## Directions for this task
Please continue the text on cystic echinococcosis screening and risk factors, picking up after its final sentence.

## Selected extract
-- Opening Marker --
Age-specific analysis revealed a marked concentration of infections among younger participants. Ultrasound screening did not detect new cases of CE among individuals aged 0–8, or ≥ 60 years, but the overall burden was highest in adolescents and young adults. No infections were identified among individuals aged ≥ 60 years, indicating either reduced exposure or a lower likelihood of detecting early-stage cysts in this age group. The predominance of CE1-stage lesions, particularly in younger participants, suggests recent and active transmission within these communities.
Ultrasound follow-up also provided information on treatment outcomes. Among the detected cases, six individuals with CE1 cysts demonstrated progression to inactive stages (CE4/CE5) after receiving two to three courses of albendazole, administered according to body weight. One patient experienced recurrence following PAIR combined with albendazole therapy. A CE1 lesion reappeared at one year, prompting a six-month retreatment course; subsequent imaging showed evolution to CE4 with a positive serologic response. Albendazole was discontinued, and further US and serologic monitoring were recommended (Table 3).
Overall, the US findings highlighted ongoing community-level transmission, a high proportion of early-stage cysts, and age patterns consistent with recent exposure, underscoring the importance of US as a sensitive tool for detecting early infections in endemic rural settings.
Risk factor questionnaire
Analysis of age distribution demonstrated that adolescents presented the highest prevalence of CE. The risk of developing CE among individuals aged 9–18 years was significantly elevated (OR = 14.82, z-statistic = 5.44, 95%CI [5.6–39.2], p < 0.0001). The influence of risk factors on the incidence of CE is presented in Table 4.
High-risk groups included children and adolescents, particularly those exposed to yard dogs or domestic cats, and those who consumed unwashed vegetables and fruits. A lack of regular deworming of dogs (i.e., fewer than two treatments per year over the past 3–5 years) was significantly associated with an increased risk of CE infection. Multivariate analysis confirmed that the absence of dog deworming and feeding dogs raw offal were the factors most strongly associated with CE infection. Among women, higher risk was observed in those who reported consuming unwashed vegetables or fruits and engaging in behaviors such as placing grass or other objects from the ground into their mouths. (Figs 4 and 5). The interaction of risk factors has a synergistic impact on increasing the risk of CE.
Endemic Zhanaturmys village, Kordai district, Zhambyl region.
Endemic Boraldai village, Baydibek district, Turkestan region.
The attributable risk of CE due to the absence of regular dog deworming was 90.87%, while the population attributable risk was 87.62%.
Pearson correlation analysis revealed a weak positive association between feeding dogs raw offal and CE incidence (r = 0.430, p = 0.003).
-- Closing Marker --
## Data excerpts
-- Opening Marker --
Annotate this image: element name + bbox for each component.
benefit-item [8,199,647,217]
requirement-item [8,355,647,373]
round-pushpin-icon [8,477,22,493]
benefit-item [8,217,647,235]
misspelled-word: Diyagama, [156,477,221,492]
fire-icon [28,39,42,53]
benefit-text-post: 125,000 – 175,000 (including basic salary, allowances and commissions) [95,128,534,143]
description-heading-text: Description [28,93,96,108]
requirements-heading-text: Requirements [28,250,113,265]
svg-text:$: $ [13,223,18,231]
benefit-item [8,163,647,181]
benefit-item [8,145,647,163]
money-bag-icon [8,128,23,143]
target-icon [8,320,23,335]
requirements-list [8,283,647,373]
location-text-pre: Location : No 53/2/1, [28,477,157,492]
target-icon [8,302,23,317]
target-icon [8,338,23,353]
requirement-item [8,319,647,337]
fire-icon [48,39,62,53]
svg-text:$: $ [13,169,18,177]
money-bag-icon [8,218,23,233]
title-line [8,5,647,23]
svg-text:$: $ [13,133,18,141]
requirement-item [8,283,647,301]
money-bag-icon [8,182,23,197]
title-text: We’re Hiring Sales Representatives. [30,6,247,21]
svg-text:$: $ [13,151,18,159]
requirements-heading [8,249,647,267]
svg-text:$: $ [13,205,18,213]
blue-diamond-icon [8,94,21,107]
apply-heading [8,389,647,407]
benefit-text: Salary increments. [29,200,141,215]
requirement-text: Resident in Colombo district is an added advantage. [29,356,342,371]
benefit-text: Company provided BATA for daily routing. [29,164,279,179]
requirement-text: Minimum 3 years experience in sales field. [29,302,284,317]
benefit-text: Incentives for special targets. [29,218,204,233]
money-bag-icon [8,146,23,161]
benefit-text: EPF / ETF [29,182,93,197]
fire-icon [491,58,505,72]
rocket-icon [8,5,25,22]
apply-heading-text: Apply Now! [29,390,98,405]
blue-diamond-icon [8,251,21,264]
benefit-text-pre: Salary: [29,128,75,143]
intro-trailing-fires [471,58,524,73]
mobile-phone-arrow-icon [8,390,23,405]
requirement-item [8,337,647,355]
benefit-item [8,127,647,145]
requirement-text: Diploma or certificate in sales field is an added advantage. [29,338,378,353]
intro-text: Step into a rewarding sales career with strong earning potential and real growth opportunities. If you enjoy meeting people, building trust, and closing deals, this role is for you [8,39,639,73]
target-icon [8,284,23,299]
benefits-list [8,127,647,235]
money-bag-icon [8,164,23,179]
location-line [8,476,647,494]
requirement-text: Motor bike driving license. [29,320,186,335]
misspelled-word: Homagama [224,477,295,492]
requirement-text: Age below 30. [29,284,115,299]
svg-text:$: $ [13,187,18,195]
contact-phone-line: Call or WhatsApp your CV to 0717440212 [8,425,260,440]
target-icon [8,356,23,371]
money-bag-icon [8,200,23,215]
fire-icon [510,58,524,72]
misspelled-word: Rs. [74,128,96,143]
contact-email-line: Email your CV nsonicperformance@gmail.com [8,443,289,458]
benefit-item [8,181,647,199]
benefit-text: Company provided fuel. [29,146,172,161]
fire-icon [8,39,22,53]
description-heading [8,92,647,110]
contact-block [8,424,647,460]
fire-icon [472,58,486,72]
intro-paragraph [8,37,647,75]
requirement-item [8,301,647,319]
-- Closing Marker --
## Task answer
Discussion
This study investigated the present status of CE in endemic regions of Kazakhstan through US screenings and community-based questionnaires. The aim was to identify key transmission factors of E. granulosus to humans. CE is recognized as a rare orphan disease in most European countries, with southeastern Europe as the epicenter [3]. However, a decline in incidence has been observed in many Mediterranean countries attributed to improved hygiene and effective control programs [3,6,19]. In contrast, in Central Asia, including Kazakhstan, control measures remain largely ineffective [6,20]. In Kyrgyzstan, both AE and CE have reached epidemic proportions in recent years [21,22]. A high incidence of CE additionally persists in Uzbekistan and Tajikistan [14,20]. According to literature [23] and WHO recommendations, deworming dogs four times annually is more effective. However, Kazakhstan’s national guidelines, as implemented by SPCSEEM, currently recommend only twice annually, which may contribute to sustained transmission in endemic areas. A higher frequency of AE has been noted in regions of Kazakhstan bordering China (e.g., Almaty, Zhetysu, and Abay), as well as in North Kazakhstan, Pavlodar, and Kostanay (bordering Siberia), and the East Kazakhstan region (bordering Russia’s Altai region).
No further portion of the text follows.